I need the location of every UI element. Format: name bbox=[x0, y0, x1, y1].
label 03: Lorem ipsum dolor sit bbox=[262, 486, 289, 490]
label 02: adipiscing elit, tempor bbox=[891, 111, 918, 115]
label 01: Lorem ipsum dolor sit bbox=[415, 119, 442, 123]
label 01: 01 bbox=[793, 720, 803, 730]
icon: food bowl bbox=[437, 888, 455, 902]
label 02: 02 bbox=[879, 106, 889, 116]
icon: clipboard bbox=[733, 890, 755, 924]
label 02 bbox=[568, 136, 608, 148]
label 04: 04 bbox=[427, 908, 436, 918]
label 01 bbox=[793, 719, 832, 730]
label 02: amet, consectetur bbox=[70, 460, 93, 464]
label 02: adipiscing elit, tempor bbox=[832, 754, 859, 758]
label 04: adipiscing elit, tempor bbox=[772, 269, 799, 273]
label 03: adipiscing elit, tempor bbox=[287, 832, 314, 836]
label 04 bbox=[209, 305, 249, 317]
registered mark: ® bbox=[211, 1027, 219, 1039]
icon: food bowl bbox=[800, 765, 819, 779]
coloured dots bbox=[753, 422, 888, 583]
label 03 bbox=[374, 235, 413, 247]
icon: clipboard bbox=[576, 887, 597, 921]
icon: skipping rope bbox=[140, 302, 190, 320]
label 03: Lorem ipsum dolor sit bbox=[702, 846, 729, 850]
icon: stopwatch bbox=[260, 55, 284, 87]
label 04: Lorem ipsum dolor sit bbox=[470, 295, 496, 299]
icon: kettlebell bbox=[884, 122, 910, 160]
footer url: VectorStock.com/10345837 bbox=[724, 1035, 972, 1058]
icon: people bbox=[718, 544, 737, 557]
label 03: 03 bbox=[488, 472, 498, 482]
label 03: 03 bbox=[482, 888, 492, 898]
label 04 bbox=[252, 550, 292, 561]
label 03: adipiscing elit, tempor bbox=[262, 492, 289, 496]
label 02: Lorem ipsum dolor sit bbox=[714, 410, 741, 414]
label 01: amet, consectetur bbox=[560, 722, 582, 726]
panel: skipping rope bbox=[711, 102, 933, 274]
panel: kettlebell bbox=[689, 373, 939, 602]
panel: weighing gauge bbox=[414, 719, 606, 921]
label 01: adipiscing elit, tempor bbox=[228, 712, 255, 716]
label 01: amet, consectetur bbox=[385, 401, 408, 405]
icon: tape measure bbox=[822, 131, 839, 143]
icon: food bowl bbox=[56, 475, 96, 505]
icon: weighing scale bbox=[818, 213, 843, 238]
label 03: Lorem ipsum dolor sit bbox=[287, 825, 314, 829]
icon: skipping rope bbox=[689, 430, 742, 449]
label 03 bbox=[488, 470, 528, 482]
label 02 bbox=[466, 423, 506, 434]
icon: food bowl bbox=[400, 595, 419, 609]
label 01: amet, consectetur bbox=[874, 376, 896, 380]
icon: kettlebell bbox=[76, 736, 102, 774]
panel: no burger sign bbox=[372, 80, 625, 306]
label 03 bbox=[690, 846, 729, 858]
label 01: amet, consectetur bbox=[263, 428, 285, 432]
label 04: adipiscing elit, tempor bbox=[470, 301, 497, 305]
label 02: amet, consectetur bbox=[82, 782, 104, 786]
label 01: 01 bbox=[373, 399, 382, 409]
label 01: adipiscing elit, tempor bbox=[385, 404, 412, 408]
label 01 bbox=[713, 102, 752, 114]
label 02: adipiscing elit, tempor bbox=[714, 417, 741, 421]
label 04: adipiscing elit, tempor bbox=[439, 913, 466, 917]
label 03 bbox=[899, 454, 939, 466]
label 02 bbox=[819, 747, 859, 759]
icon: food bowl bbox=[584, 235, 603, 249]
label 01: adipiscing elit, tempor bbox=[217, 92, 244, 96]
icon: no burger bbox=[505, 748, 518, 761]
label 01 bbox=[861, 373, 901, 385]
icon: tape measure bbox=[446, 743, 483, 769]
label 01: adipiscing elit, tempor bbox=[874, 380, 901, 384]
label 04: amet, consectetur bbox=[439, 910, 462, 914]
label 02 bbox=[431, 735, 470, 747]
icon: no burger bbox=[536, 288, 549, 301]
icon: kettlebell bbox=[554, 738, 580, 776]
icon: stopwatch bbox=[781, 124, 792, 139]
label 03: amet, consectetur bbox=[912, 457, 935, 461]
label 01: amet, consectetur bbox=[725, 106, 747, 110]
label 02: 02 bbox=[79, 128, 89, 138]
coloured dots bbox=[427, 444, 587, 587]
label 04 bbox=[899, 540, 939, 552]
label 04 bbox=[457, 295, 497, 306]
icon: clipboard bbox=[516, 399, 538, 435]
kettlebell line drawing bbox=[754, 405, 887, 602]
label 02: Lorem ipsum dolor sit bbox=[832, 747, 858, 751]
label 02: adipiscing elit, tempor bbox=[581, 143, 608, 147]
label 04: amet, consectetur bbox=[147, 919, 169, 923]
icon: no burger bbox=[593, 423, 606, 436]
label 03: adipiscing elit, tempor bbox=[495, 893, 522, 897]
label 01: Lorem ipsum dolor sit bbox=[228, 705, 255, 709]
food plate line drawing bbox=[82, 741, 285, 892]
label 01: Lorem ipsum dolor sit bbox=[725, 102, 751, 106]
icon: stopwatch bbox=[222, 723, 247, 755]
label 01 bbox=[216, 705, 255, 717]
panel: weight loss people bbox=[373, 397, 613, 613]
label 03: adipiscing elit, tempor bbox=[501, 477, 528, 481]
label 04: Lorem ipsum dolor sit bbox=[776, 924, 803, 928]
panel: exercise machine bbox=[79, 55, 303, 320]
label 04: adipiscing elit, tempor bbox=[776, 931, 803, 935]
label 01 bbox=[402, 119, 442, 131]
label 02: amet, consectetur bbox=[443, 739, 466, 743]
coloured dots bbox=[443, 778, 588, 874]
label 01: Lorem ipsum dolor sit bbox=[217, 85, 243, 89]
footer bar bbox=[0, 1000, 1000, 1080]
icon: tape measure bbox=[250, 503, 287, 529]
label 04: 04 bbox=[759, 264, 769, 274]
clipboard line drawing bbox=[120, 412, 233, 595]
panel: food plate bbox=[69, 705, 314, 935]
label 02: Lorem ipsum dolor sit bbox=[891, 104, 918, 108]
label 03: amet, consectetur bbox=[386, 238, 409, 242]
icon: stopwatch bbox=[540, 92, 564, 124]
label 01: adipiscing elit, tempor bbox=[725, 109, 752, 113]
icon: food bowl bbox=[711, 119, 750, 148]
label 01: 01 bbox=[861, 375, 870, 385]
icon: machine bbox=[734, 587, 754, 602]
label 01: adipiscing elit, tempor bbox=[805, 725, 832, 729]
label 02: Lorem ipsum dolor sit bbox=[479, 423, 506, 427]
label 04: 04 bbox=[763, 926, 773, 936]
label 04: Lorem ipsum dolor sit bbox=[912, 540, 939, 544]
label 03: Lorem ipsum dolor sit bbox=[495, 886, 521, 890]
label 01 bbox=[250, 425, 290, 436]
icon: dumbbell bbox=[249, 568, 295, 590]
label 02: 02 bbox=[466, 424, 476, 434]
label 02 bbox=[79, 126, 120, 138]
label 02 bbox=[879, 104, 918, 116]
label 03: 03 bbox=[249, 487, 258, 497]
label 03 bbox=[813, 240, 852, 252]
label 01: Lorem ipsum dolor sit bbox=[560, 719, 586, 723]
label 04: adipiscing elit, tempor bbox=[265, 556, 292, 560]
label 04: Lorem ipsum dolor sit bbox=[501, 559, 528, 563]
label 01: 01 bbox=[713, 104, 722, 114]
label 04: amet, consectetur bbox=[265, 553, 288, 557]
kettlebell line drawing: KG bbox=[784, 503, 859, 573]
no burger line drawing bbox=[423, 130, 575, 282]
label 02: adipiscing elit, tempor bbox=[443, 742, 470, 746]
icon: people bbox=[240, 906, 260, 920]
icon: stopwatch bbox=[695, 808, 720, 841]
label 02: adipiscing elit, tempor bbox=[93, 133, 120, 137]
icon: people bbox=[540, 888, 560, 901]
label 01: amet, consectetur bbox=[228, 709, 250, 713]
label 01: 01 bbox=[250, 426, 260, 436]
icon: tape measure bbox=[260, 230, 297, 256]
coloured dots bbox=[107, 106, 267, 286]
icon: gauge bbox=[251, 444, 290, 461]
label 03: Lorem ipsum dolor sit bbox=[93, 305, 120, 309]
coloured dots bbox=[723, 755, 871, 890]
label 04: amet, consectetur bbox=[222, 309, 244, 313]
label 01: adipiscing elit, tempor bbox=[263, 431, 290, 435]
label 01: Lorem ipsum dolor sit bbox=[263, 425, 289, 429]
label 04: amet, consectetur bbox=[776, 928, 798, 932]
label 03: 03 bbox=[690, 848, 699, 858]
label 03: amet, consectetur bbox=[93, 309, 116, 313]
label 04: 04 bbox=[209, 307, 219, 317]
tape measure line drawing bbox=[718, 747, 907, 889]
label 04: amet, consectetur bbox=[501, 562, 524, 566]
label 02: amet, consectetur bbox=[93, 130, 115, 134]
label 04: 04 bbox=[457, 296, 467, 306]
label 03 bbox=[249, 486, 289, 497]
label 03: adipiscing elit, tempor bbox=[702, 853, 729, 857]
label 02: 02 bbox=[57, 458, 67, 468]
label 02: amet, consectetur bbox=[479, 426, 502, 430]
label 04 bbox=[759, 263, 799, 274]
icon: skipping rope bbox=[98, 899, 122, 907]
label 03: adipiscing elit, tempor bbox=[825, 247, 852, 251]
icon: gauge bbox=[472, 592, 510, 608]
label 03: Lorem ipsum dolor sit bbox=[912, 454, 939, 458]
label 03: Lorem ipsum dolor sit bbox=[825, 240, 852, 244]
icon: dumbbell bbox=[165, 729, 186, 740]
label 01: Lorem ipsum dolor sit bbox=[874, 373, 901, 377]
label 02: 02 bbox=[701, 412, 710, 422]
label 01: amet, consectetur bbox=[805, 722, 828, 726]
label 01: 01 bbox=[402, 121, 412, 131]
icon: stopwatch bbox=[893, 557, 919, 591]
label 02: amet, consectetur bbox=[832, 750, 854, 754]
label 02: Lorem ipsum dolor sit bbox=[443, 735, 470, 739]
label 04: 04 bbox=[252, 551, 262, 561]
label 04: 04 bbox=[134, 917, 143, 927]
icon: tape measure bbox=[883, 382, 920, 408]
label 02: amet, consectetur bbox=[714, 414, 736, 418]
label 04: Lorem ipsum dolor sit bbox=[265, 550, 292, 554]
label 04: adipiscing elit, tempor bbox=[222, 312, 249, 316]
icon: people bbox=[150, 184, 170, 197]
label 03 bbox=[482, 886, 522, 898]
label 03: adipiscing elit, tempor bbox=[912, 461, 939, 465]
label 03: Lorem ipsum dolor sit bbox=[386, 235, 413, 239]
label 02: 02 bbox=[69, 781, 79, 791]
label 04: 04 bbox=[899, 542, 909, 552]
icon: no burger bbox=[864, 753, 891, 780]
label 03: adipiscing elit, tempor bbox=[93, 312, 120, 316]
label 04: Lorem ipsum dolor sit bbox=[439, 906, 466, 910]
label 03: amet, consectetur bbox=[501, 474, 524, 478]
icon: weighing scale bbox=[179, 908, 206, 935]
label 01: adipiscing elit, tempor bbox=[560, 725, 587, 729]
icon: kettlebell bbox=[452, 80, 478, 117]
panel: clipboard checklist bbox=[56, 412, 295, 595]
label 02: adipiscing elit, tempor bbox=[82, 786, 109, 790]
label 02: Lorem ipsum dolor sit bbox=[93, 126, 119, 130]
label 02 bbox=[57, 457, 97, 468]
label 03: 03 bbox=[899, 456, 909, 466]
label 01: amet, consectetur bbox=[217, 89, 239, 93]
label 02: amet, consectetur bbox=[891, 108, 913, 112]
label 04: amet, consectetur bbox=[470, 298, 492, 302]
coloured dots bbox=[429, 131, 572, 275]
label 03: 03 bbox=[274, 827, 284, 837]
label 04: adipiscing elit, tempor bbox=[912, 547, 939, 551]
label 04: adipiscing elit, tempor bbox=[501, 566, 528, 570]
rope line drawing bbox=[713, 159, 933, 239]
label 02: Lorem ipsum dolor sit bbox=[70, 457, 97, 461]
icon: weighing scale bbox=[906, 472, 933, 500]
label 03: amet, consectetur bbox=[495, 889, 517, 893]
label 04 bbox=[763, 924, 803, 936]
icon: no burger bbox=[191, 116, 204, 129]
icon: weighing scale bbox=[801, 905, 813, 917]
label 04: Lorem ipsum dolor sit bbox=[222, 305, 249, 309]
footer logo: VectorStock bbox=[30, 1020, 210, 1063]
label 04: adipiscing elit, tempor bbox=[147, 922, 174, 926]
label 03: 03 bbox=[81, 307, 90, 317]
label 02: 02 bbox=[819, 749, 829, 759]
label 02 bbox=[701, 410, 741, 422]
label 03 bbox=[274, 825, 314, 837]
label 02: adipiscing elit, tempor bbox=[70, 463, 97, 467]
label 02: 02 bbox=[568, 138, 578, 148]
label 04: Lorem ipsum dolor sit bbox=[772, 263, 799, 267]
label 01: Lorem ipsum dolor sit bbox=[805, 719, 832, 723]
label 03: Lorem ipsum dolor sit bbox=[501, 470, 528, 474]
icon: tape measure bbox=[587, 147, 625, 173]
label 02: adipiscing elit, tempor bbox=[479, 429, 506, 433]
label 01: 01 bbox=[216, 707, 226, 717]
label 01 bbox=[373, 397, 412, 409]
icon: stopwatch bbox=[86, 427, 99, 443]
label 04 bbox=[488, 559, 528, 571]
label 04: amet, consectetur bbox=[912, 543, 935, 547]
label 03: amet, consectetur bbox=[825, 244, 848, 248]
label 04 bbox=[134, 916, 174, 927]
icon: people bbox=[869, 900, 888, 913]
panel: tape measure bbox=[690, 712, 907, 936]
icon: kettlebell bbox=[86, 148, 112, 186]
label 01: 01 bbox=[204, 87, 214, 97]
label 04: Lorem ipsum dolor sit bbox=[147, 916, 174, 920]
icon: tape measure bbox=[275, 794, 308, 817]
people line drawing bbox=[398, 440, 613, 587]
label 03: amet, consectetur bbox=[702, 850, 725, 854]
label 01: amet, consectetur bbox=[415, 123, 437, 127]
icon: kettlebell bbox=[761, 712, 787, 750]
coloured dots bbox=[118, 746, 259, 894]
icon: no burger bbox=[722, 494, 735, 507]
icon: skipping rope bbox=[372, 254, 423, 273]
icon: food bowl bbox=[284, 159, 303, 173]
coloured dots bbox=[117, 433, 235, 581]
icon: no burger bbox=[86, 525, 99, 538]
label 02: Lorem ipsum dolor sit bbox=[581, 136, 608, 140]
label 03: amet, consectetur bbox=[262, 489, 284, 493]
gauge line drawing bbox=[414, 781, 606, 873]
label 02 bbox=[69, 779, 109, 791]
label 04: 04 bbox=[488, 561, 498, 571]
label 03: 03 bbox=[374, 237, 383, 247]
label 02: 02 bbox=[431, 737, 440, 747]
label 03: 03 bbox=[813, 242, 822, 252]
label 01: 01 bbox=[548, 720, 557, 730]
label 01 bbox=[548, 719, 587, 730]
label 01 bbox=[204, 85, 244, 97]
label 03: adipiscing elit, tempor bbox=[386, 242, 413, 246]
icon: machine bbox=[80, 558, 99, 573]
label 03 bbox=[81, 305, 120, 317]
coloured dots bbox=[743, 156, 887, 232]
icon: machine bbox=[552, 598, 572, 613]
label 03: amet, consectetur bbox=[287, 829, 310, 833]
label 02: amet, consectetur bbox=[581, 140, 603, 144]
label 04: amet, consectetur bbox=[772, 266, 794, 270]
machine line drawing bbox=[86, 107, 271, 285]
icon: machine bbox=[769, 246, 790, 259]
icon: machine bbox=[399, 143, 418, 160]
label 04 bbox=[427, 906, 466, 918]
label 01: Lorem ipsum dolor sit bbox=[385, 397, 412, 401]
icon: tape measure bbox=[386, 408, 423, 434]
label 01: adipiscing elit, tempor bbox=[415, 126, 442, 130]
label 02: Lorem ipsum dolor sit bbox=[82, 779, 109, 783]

━━━━━━━━━━

EXERCISE PROMPT. Reproduce the items verbatim, from the first line through the line containing "label 03: Lorem ipsum dolor sit bbox=[287, 825, 314, 829]".

ANSWER TO THE PROBLEM.
I need the location of every UI element. Format: name bbox=[x0, y0, x1, y1].
label 03: Lorem ipsum dolor sit bbox=[262, 486, 289, 490]
label 02: adipiscing elit, tempor bbox=[891, 111, 918, 115]
label 01: Lorem ipsum dolor sit bbox=[415, 119, 442, 123]
label 01: 01 bbox=[793, 720, 803, 730]
icon: food bowl bbox=[437, 888, 455, 902]
label 02: 02 bbox=[879, 106, 889, 116]
icon: clipboard bbox=[733, 890, 755, 924]
label 02 bbox=[568, 136, 608, 148]
label 04: 04 bbox=[427, 908, 436, 918]
label 01 bbox=[793, 719, 832, 730]
label 02: amet, consectetur bbox=[70, 460, 93, 464]
label 02: adipiscing elit, tempor bbox=[832, 754, 859, 758]
label 04: adipiscing elit, tempor bbox=[772, 269, 799, 273]
label 03: adipiscing elit, tempor bbox=[287, 832, 314, 836]
label 04 bbox=[209, 305, 249, 317]
registered mark: ® bbox=[211, 1027, 219, 1039]
icon: food bowl bbox=[800, 765, 819, 779]
coloured dots bbox=[753, 422, 888, 583]
label 03 bbox=[374, 235, 413, 247]
icon: clipboard bbox=[576, 887, 597, 921]
icon: skipping rope bbox=[140, 302, 190, 320]
label 03: Lorem ipsum dolor sit bbox=[702, 846, 729, 850]
icon: stopwatch bbox=[260, 55, 284, 87]
label 04: Lorem ipsum dolor sit bbox=[470, 295, 496, 299]
icon: kettlebell bbox=[884, 122, 910, 160]
footer url: VectorStock.com/10345837 bbox=[724, 1035, 972, 1058]
icon: people bbox=[718, 544, 737, 557]
label 03: 03 bbox=[488, 472, 498, 482]
label 03: 03 bbox=[482, 888, 492, 898]
label 04 bbox=[252, 550, 292, 561]
label 03: adipiscing elit, tempor bbox=[262, 492, 289, 496]
label 02: Lorem ipsum dolor sit bbox=[714, 410, 741, 414]
label 01: amet, consectetur bbox=[560, 722, 582, 726]
panel: skipping rope bbox=[711, 102, 933, 274]
panel: kettlebell bbox=[689, 373, 939, 602]
panel: weighing gauge bbox=[414, 719, 606, 921]
label 01: adipiscing elit, tempor bbox=[228, 712, 255, 716]
label 01: amet, consectetur bbox=[385, 401, 408, 405]
icon: tape measure bbox=[822, 131, 839, 143]
icon: food bowl bbox=[56, 475, 96, 505]
icon: weighing scale bbox=[818, 213, 843, 238]
label 03: Lorem ipsum dolor sit bbox=[287, 825, 314, 829]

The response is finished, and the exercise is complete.